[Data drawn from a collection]

########################################

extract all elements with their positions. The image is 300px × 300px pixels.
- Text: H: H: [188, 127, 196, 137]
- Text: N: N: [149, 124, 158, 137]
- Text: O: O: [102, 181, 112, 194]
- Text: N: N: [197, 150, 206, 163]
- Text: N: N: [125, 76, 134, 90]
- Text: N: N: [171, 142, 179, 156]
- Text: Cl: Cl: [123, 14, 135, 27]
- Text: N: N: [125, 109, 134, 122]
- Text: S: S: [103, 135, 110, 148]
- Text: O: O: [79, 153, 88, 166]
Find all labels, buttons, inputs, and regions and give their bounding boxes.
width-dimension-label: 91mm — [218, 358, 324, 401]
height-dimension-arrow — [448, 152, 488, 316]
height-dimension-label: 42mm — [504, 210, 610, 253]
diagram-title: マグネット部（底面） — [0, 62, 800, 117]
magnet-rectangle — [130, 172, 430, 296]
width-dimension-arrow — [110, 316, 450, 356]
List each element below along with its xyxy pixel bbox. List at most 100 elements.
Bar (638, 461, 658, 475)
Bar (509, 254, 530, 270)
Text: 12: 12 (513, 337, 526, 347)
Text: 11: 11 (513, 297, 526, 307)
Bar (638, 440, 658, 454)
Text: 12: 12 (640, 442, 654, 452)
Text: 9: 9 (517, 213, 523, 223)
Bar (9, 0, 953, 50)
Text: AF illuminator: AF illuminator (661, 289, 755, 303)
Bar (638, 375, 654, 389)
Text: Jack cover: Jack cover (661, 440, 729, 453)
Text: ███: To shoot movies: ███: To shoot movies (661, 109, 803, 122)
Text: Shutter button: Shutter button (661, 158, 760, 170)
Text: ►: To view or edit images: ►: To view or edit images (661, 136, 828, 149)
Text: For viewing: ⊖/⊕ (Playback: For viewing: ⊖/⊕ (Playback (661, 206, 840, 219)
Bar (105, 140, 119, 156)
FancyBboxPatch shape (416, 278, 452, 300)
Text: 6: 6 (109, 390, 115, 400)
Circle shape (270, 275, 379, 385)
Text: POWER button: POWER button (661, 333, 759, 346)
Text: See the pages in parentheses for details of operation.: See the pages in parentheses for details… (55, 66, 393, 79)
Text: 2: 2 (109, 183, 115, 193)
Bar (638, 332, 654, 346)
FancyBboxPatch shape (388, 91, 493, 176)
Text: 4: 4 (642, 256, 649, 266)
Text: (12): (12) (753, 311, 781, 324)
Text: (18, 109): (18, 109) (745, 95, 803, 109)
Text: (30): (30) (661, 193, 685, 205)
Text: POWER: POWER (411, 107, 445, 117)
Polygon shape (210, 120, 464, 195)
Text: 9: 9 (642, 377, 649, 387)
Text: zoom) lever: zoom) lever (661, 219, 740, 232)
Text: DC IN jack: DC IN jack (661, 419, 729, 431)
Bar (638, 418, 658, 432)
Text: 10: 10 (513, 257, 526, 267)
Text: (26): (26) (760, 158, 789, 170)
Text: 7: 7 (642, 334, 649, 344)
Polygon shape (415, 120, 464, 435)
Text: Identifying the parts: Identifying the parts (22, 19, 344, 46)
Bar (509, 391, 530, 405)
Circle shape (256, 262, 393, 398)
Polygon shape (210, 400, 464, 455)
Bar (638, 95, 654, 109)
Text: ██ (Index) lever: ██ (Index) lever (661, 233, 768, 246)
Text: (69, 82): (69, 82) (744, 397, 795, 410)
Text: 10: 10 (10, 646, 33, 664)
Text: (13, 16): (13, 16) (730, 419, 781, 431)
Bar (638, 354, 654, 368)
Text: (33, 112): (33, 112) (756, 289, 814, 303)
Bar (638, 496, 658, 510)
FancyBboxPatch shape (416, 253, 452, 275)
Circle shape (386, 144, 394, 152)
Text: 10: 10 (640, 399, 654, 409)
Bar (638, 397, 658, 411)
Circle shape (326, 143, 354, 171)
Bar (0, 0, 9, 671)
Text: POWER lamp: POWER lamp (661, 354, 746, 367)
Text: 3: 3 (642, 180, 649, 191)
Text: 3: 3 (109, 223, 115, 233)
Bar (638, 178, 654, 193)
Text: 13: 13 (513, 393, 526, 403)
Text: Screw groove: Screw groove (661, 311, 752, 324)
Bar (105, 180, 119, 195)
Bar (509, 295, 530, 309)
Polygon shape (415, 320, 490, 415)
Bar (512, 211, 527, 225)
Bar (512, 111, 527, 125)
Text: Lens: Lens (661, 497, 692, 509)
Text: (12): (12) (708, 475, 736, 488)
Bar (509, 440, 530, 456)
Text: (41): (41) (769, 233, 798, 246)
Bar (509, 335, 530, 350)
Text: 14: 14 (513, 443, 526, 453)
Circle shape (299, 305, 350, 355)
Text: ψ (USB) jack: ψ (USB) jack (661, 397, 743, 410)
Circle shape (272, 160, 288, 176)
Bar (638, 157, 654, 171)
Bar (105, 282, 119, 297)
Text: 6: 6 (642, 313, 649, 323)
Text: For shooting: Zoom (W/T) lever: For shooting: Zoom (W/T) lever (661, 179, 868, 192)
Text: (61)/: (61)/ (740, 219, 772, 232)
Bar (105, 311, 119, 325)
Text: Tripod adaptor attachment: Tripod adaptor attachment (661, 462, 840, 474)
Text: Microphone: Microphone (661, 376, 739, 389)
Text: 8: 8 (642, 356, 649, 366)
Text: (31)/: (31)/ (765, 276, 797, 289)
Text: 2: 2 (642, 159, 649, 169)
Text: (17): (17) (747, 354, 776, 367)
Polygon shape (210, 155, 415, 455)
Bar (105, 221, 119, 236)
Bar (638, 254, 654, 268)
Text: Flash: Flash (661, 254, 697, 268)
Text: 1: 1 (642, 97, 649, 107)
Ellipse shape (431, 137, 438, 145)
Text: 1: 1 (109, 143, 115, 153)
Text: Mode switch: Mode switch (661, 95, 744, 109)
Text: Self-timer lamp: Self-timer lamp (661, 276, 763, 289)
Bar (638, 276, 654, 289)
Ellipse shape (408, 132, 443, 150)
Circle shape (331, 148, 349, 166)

########################################

§ **Problem to solve**
Copy every item above line for line, with no changes to any character.

§ **Task response**
extract all elements with their positions. The image is 300px × 300px pixels.
- Text: H: H: [188, 127, 196, 137]
- Text: N: N: [149, 124, 158, 137]
- Text: O: O: [102, 181, 112, 194]
- Text: N: N: [197, 150, 206, 163]
- Text: N: N: [125, 76, 134, 90]
- Text: N: N: [171, 142, 179, 156]
- Text: Cl: Cl: [123, 14, 135, 27]
- Text: N: N: [125, 109, 134, 122]
- Text: S: S: [103, 135, 110, 148]
- Text: O: O: [79, 153, 88, 166]
Find all labels, buttons, inputs, and regions and give their bounding boxes.
width-dimension-label: 91mm — [218, 358, 324, 401]
height-dimension-arrow — [448, 152, 488, 316]
height-dimension-label: 42mm — [504, 210, 610, 253]
diagram-title: マグネット部（底面） — [0, 62, 800, 117]
magnet-rectangle — [130, 172, 430, 296]
width-dimension-arrow — [110, 316, 450, 356]
List each element below along with its xyxy pixel bbox. List at most 100 elements.
Bar (638, 461, 658, 475)
Bar (509, 254, 530, 270)
Text: 12: 12 (513, 337, 526, 347)
Text: 11: 11 (513, 297, 526, 307)
Bar (638, 440, 658, 454)
Text: 12: 12 (640, 442, 654, 452)
Text: 9: 9 (517, 213, 523, 223)
Bar (9, 0, 953, 50)
Text: AF illuminator: AF illuminator (661, 289, 755, 303)
Bar (638, 375, 654, 389)
Text: Jack cover: Jack cover (661, 440, 729, 453)
Text: ███: To shoot movies: ███: To shoot movies (661, 109, 803, 122)
Text: Shutter button: Shutter button (661, 158, 760, 170)
Text: ►: To view or edit images: ►: To view or edit images (661, 136, 828, 149)
Text: For viewing: ⊖/⊕ (Playback: For viewing: ⊖/⊕ (Playback (661, 206, 840, 219)
Bar (105, 140, 119, 156)
FancyBboxPatch shape (416, 278, 452, 300)
Text: 6: 6 (109, 390, 115, 400)
Circle shape (270, 275, 379, 385)
Text: POWER button: POWER button (661, 333, 759, 346)
Text: See the pages in parentheses for details of operation.: See the pages in parentheses for details… (55, 66, 393, 79)
Text: 2: 2 (109, 183, 115, 193)
Bar (638, 332, 654, 346)
FancyBboxPatch shape (388, 91, 493, 176)
Text: 4: 4 (642, 256, 649, 266)
Text: (12): (12) (753, 311, 781, 324)
Text: (18, 109): (18, 109) (745, 95, 803, 109)
Text: (30): (30) (661, 193, 685, 205)
Text: POWER: POWER (411, 107, 445, 117)
Polygon shape (210, 120, 464, 195)
Text: 9: 9 (642, 377, 649, 387)
Text: zoom) lever: zoom) lever (661, 219, 740, 232)
Text: DC IN jack: DC IN jack (661, 419, 729, 431)
Bar (638, 418, 658, 432)
Text: 10: 10 (513, 257, 526, 267)
Text: (26): (26) (760, 158, 789, 170)
Text: 7: 7 (642, 334, 649, 344)
Polygon shape (415, 120, 464, 435)
Text: Identifying the parts: Identifying the parts (22, 19, 344, 46)
Bar (509, 391, 530, 405)
Circle shape (256, 262, 393, 398)
Polygon shape (210, 400, 464, 455)
Bar (638, 95, 654, 109)
Text: ██ (Index) lever: ██ (Index) lever (661, 233, 768, 246)
Text: (69, 82): (69, 82) (744, 397, 795, 410)
Text: 10: 10 (10, 646, 33, 664)
Text: (13, 16): (13, 16) (730, 419, 781, 431)
Bar (638, 354, 654, 368)
Text: (33, 112): (33, 112) (756, 289, 814, 303)
Bar (638, 496, 658, 510)
FancyBboxPatch shape (416, 253, 452, 275)
Circle shape (386, 144, 394, 152)
Text: 10: 10 (640, 399, 654, 409)
Bar (638, 397, 658, 411)
Circle shape (326, 143, 354, 171)
Bar (0, 0, 9, 671)
Text: POWER lamp: POWER lamp (661, 354, 746, 367)
Text: 3: 3 (642, 180, 649, 191)
Text: 3: 3 (109, 223, 115, 233)
Bar (638, 178, 654, 193)
Text: 13: 13 (513, 393, 526, 403)
Text: Screw groove: Screw groove (661, 311, 752, 324)
Bar (105, 180, 119, 195)
Bar (509, 295, 530, 309)
Polygon shape (415, 320, 490, 415)
Bar (512, 211, 527, 225)
Bar (512, 111, 527, 125)
Text: Lens: Lens (661, 497, 692, 509)
Text: (12): (12) (708, 475, 736, 488)
Bar (509, 440, 530, 456)
Text: (41): (41) (769, 233, 798, 246)
Bar (509, 335, 530, 350)
Text: 14: 14 (513, 443, 526, 453)
Circle shape (299, 305, 350, 355)
Text: ψ (USB) jack: ψ (USB) jack (661, 397, 743, 410)
Circle shape (272, 160, 288, 176)
Bar (638, 157, 654, 171)
Bar (105, 282, 119, 297)
Text: 6: 6 (642, 313, 649, 323)
Text: For shooting: Zoom (W/T) lever: For shooting: Zoom (W/T) lever (661, 179, 868, 192)
Text: (61)/: (61)/ (740, 219, 772, 232)
Bar (105, 311, 119, 325)
Text: Tripod adaptor attachment: Tripod adaptor attachment (661, 462, 840, 474)
Text: Microphone: Microphone (661, 376, 739, 389)
Text: 8: 8 (642, 356, 649, 366)
Text: (31)/: (31)/ (765, 276, 797, 289)
Text: 2: 2 (642, 159, 649, 169)
Text: (17): (17) (747, 354, 776, 367)
Polygon shape (210, 155, 415, 455)
Bar (105, 221, 119, 236)
Bar (638, 254, 654, 268)
Text: Flash: Flash (661, 254, 697, 268)
Text: 1: 1 (642, 97, 649, 107)
Ellipse shape (431, 137, 438, 145)
Text: 1: 1 (109, 143, 115, 153)
Text: Mode switch: Mode switch (661, 95, 744, 109)
Text: Self-timer lamp: Self-timer lamp (661, 276, 763, 289)
Bar (638, 276, 654, 289)
Ellipse shape (408, 132, 443, 150)
Circle shape (331, 148, 349, 166)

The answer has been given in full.